## Exercise brief
Every entry below must appear again, exactly as written.

[Stored dataset items]
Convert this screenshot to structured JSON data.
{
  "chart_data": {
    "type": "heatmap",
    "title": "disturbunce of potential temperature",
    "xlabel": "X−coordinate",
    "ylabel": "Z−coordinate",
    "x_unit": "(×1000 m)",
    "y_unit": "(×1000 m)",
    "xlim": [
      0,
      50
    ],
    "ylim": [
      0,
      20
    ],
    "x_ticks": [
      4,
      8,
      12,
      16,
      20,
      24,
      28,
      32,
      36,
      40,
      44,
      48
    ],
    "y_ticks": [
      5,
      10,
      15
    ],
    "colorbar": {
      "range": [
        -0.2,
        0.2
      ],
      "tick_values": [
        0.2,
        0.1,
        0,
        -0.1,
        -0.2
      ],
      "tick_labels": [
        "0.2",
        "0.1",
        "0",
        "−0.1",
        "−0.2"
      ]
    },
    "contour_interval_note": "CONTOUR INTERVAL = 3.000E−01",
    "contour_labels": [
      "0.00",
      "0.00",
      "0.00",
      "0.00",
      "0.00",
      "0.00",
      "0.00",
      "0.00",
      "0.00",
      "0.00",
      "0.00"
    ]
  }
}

## Response
Convert this screenshot to structured JSON data.
{
  "chart_data": {
    "type": "heatmap",
    "title": "disturbunce of potential temperature",
    "xlabel": "X−coordinate",
    "ylabel": "Z−coordinate",
    "x_unit": "(×1000 m)",
    "y_unit": "(×1000 m)",
    "xlim": [
      0,
      50
    ],
    "ylim": [
      0,
      20
    ],
    "x_ticks": [
      4,
      8,
      12,
      16,
      20,
      24,
      28,
      32,
      36,
      40,
      44,
      48
    ],
    "y_ticks": [
      5,
      10,
      15
    ],
    "colorbar": {
      "range": [
        -0.2,
        0.2
      ],
      "tick_values": [
        0.2,
        0.1,
        0,
        -0.1,
        -0.2
      ],
      "tick_labels": [
        "0.2",
        "0.1",
        "0",
        "−0.1",
        "−0.2"
      ]
    },
    "contour_interval_note": "CONTOUR INTERVAL = 3.000E−01",
    "contour_labels": [
      "0.00",
      "0.00",
      "0.00",
      "0.00",
      "0.00",
      "0.00",
      "0.00",
      "0.00",
      "0.00",
      "0.00",
      "0.00"
    ]
  }
}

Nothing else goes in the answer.